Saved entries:

*****

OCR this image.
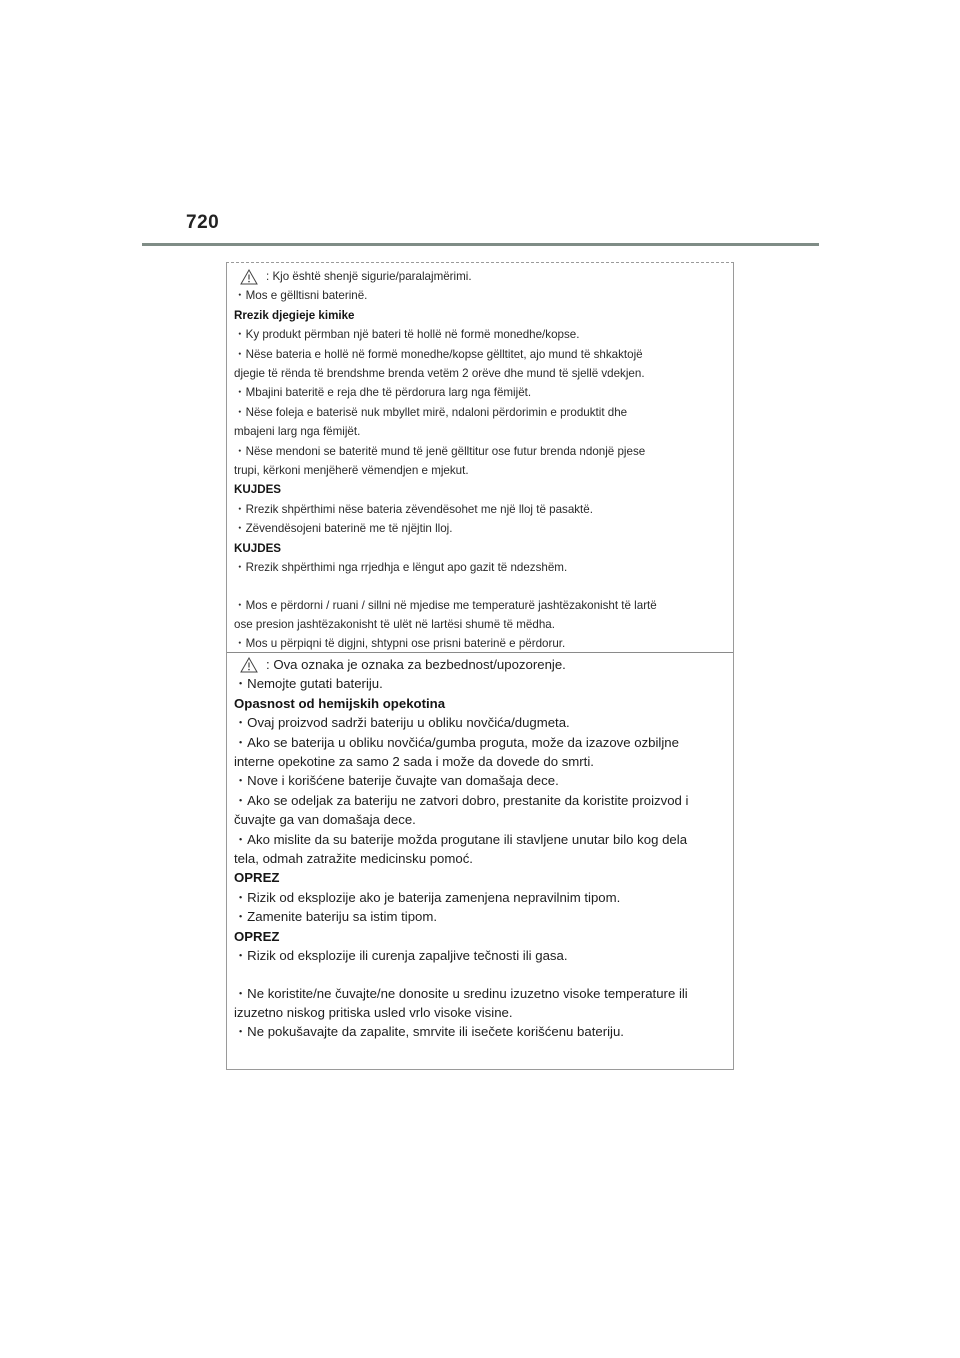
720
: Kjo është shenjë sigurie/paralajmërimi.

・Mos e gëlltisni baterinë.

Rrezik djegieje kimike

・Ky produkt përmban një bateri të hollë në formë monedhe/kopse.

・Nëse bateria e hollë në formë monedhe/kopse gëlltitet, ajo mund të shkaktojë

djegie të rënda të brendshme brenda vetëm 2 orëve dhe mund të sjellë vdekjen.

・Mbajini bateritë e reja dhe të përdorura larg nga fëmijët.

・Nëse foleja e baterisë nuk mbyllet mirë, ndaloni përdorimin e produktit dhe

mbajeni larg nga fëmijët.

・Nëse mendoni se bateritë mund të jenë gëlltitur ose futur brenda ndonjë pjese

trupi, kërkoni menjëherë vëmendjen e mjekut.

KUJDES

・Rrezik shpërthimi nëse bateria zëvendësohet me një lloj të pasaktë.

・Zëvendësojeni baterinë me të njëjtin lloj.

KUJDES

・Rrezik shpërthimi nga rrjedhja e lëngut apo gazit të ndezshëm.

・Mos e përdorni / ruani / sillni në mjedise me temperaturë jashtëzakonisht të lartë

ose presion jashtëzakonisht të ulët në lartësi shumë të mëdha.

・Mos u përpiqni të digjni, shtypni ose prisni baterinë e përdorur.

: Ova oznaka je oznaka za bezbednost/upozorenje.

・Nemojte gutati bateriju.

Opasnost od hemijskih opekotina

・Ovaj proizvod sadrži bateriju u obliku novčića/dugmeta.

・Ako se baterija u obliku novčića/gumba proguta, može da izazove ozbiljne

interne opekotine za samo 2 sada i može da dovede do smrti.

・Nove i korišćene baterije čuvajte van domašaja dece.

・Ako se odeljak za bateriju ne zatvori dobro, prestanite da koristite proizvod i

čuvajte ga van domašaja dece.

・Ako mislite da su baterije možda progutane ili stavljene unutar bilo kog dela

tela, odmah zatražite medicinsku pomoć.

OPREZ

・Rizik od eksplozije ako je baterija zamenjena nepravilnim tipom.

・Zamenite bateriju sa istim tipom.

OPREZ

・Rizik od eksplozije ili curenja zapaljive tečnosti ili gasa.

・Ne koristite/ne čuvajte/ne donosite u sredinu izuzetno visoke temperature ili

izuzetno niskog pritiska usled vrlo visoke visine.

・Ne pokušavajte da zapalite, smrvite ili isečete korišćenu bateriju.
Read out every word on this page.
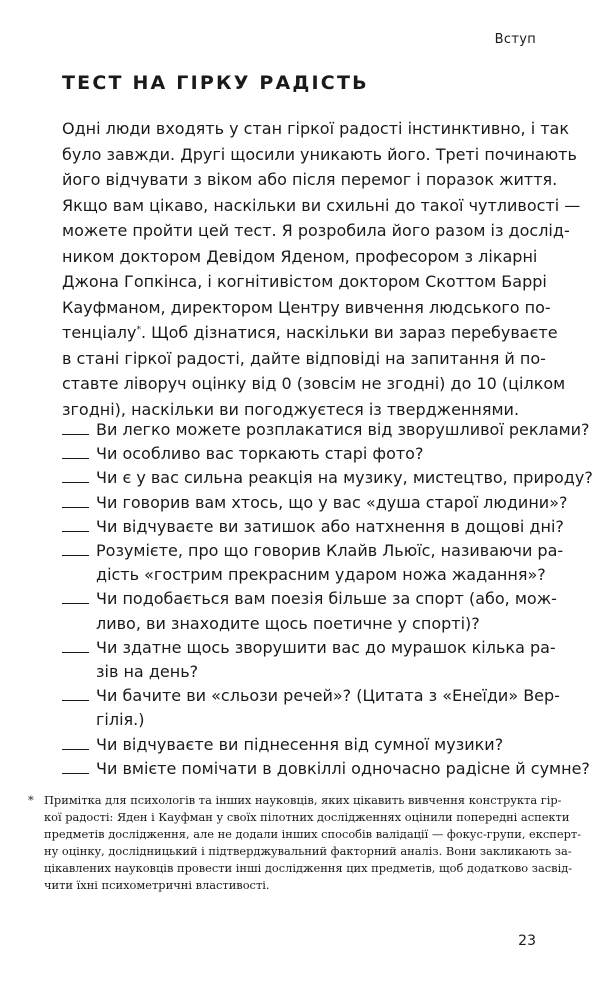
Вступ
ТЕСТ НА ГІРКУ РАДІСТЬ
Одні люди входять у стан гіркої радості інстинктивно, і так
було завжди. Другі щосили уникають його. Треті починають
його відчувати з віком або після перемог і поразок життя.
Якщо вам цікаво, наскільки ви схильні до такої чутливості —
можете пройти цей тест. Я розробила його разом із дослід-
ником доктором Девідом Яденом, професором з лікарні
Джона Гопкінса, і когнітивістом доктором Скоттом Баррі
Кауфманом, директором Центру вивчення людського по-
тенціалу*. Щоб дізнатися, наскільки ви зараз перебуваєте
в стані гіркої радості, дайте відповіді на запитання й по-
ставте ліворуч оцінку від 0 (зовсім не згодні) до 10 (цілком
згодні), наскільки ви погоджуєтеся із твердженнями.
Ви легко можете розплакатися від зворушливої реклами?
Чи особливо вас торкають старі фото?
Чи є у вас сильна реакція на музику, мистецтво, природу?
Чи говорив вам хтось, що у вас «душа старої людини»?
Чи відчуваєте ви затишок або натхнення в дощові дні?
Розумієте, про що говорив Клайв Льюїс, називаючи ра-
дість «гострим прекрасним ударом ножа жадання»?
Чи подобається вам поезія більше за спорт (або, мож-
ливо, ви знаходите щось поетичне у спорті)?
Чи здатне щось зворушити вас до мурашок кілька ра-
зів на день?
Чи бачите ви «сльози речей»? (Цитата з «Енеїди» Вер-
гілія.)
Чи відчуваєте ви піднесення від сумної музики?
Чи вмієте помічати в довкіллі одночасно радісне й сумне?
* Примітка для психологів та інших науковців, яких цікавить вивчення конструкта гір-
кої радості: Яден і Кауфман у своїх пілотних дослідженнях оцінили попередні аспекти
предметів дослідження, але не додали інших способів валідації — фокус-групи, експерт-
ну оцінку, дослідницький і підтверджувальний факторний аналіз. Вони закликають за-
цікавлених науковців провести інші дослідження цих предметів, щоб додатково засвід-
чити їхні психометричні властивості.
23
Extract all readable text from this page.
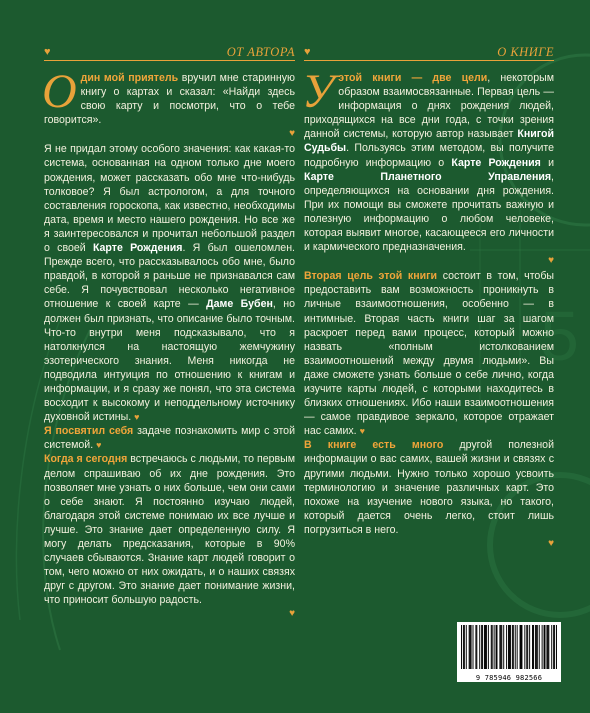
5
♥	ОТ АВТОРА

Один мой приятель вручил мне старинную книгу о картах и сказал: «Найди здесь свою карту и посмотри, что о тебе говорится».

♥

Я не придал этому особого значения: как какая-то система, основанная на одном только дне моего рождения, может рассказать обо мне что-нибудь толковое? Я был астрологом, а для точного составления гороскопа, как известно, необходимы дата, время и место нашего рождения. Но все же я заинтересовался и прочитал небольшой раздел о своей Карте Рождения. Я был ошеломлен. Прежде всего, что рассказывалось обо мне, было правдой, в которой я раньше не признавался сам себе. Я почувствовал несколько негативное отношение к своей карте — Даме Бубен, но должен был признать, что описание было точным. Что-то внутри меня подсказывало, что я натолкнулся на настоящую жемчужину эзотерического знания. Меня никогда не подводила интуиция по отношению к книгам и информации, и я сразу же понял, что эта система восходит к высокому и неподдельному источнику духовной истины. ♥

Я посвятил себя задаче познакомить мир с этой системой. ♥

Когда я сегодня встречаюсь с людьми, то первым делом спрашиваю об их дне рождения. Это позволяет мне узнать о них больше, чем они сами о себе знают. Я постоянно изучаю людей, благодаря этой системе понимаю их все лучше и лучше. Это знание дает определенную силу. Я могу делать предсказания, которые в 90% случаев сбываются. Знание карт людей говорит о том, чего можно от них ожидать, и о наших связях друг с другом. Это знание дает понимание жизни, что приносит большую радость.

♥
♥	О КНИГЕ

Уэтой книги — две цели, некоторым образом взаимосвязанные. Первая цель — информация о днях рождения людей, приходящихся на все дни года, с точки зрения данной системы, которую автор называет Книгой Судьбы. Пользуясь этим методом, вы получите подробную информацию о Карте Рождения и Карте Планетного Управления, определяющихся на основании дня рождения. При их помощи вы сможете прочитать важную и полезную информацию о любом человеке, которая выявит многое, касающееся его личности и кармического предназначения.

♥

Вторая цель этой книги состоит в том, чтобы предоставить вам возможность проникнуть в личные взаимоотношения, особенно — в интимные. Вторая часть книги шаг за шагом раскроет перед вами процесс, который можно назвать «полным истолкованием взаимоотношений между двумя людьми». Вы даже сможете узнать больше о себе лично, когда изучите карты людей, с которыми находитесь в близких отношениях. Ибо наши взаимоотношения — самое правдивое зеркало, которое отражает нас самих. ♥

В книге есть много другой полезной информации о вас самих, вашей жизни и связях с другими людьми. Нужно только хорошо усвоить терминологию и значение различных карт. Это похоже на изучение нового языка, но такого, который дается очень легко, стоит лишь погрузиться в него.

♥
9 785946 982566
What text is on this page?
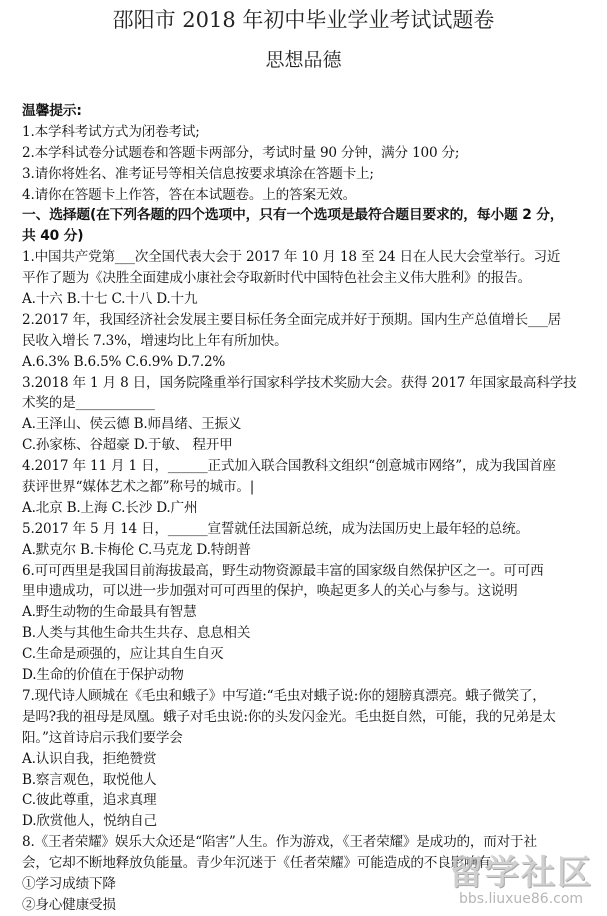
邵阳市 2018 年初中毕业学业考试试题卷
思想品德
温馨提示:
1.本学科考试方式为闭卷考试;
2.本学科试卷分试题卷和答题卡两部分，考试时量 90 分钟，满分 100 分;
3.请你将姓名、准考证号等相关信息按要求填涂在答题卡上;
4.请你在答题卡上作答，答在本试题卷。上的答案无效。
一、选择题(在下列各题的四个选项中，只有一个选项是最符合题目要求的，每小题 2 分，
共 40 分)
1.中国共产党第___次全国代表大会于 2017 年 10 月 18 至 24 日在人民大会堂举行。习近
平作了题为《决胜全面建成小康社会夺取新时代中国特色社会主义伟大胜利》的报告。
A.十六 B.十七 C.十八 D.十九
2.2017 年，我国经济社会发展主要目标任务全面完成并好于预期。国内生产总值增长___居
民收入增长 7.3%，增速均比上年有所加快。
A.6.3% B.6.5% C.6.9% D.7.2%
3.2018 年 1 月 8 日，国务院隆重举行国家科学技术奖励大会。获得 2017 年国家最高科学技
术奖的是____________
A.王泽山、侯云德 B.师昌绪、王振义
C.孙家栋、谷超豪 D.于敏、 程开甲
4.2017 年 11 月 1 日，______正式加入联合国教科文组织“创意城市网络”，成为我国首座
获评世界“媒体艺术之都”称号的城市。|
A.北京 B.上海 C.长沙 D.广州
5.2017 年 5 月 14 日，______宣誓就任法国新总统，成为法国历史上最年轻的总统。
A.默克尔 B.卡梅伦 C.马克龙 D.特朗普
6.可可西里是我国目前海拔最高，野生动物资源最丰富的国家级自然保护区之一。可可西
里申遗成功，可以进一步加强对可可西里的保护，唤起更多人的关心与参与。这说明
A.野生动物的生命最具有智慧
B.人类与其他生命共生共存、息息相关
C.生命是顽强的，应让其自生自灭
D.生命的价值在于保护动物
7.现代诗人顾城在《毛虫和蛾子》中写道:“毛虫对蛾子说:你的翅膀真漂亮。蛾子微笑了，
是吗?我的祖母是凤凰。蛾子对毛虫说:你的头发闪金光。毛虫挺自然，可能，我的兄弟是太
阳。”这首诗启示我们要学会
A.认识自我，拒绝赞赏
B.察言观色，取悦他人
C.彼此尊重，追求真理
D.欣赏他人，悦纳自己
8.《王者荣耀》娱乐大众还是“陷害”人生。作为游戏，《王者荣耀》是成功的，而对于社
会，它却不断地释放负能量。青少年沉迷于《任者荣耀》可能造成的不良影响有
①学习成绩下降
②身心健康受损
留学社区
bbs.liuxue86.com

*****

◆ **Task description**
Only lines with the word "larg" should be collected from the material.

◆ **Answer in full**
・Mbajini bateritë e reja dhe të përdorura larg nga fëmijët.
mbajeni larg nga fëmijët.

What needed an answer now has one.